◆ Data extract:
▬▬▬

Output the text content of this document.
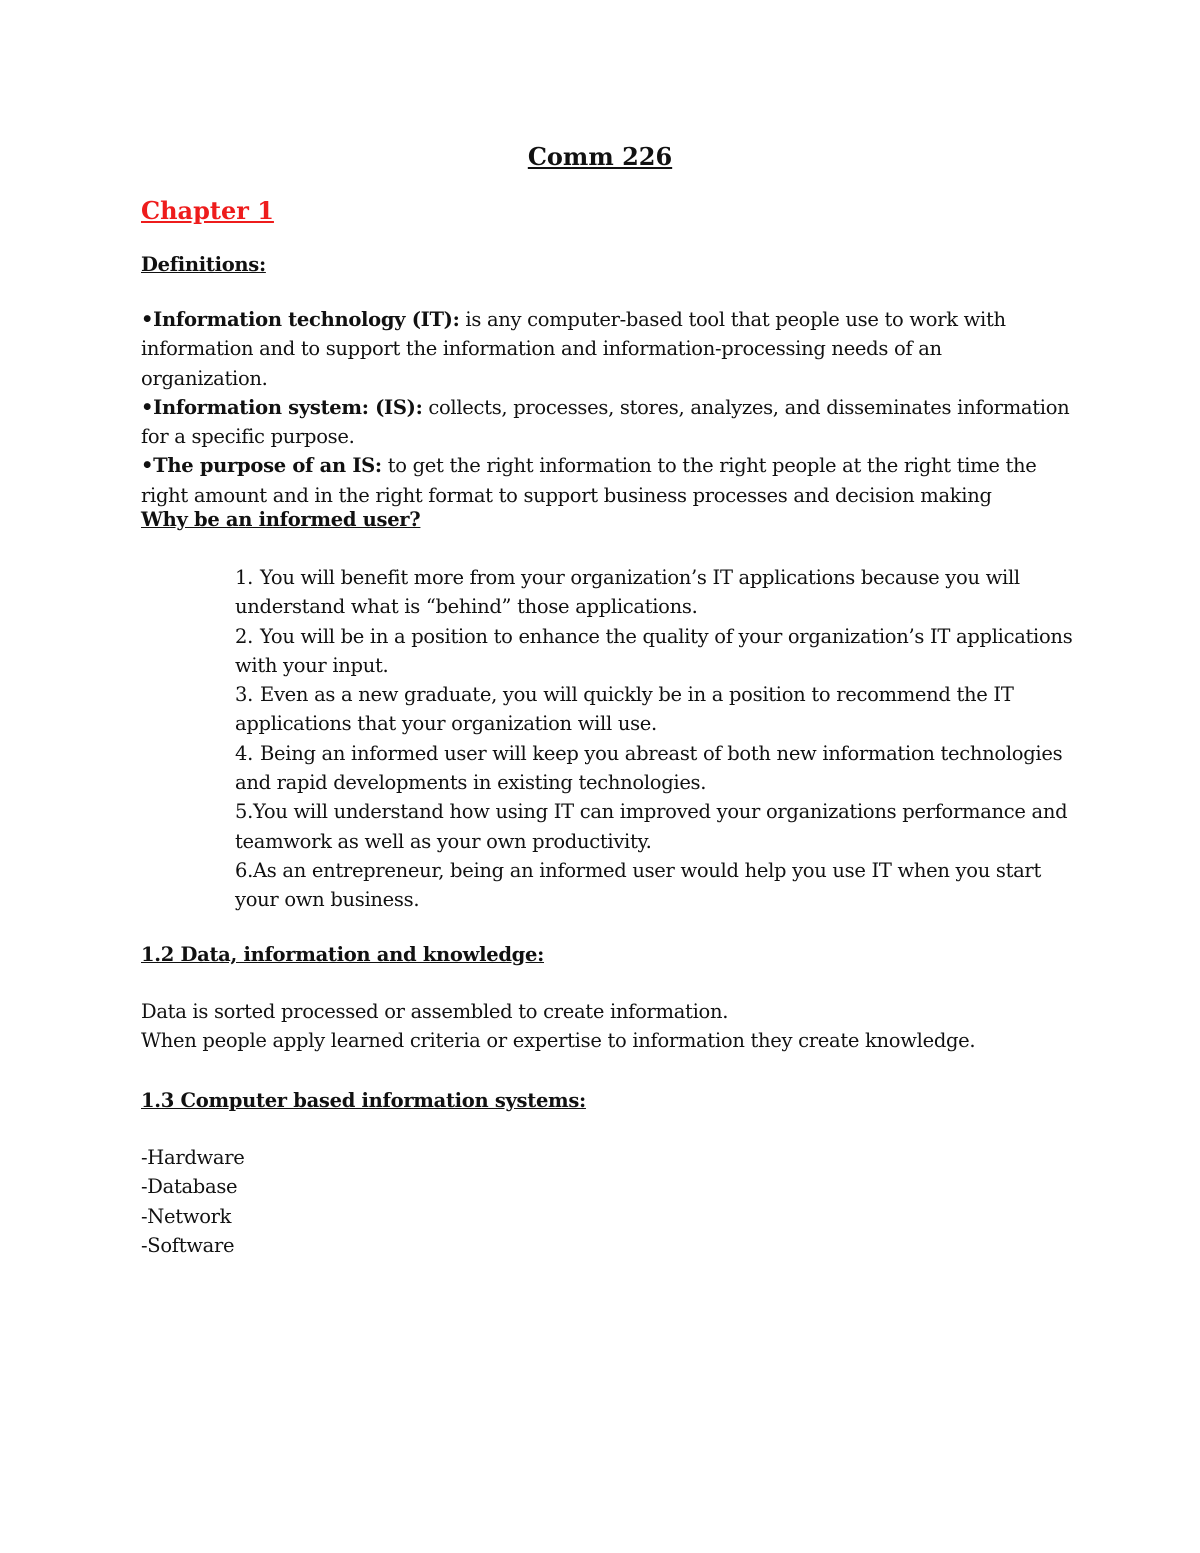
Comm 226
Chapter 1
Definitions:
•Information technology (IT): is any computer-based tool that people use to work with information and to support the information and information-processing needs of an organization.
•Information system: (IS): collects, processes, stores, analyzes, and disseminates information for a specific purpose.
•The purpose of an IS: to get the right information to the right people at the right time the right amount and in the right format to support business processes and decision making
Why be an informed user?
1. You will benefit more from your organization’s IT applications because you will understand what is “behind” those applications.
2. You will be in a position to enhance the quality of your organization’s IT applications with your input.
3. Even as a new graduate, you will quickly be in a position to recommend the IT applications that your organization will use.
4. Being an informed user will keep you abreast of both new information technologies and rapid developments in existing technologies.
5.You will understand how using IT can improved your organizations performance and teamwork as well as your own productivity.
6.As an entrepreneur, being an informed user would help you use IT when you start your own business.
1.2 Data, information and knowledge:
Data is sorted processed or assembled to create information.
When people apply learned criteria or expertise to information they create knowledge.
1.3 Computer based information systems:
-Hardware
-Database
-Network
-Software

▬▬▬

◆ Stated task: Print each entry shown above with exact wording and no pictures.

◆ Solution:
Output the text content of this document.
Comm 226
Chapter 1
Definitions:
•Information technology (IT): is any computer-based tool that people use to work with information and to support the information and information-processing needs of an organization.
•Information system: (IS): collects, processes, stores, analyzes, and disseminates information for a specific purpose.
•The purpose of an IS: to get the right information to the right people at the right time the right amount and in the right format to support business processes and decision making
Why be an informed user?
1. You will benefit more from your organization’s IT applications because you will understand what is “behind” those applications.
2. You will be in a position to enhance the quality of your organization’s IT applications with your input.
3. Even as a new graduate, you will quickly be in a position to recommend the IT applications that your organization will use.
4. Being an informed user will keep you abreast of both new information technologies and rapid developments in existing technologies.
5.You will understand how using IT can improved your organizations performance and teamwork as well as your own productivity.
6.As an entrepreneur, being an informed user would help you use IT when you start your own business.
1.2 Data, information and knowledge:
Data is sorted processed or assembled to create information.
When people apply learned criteria or expertise to information they create knowledge.
1.3 Computer based information systems:
-Hardware
-Database
-Network
-Software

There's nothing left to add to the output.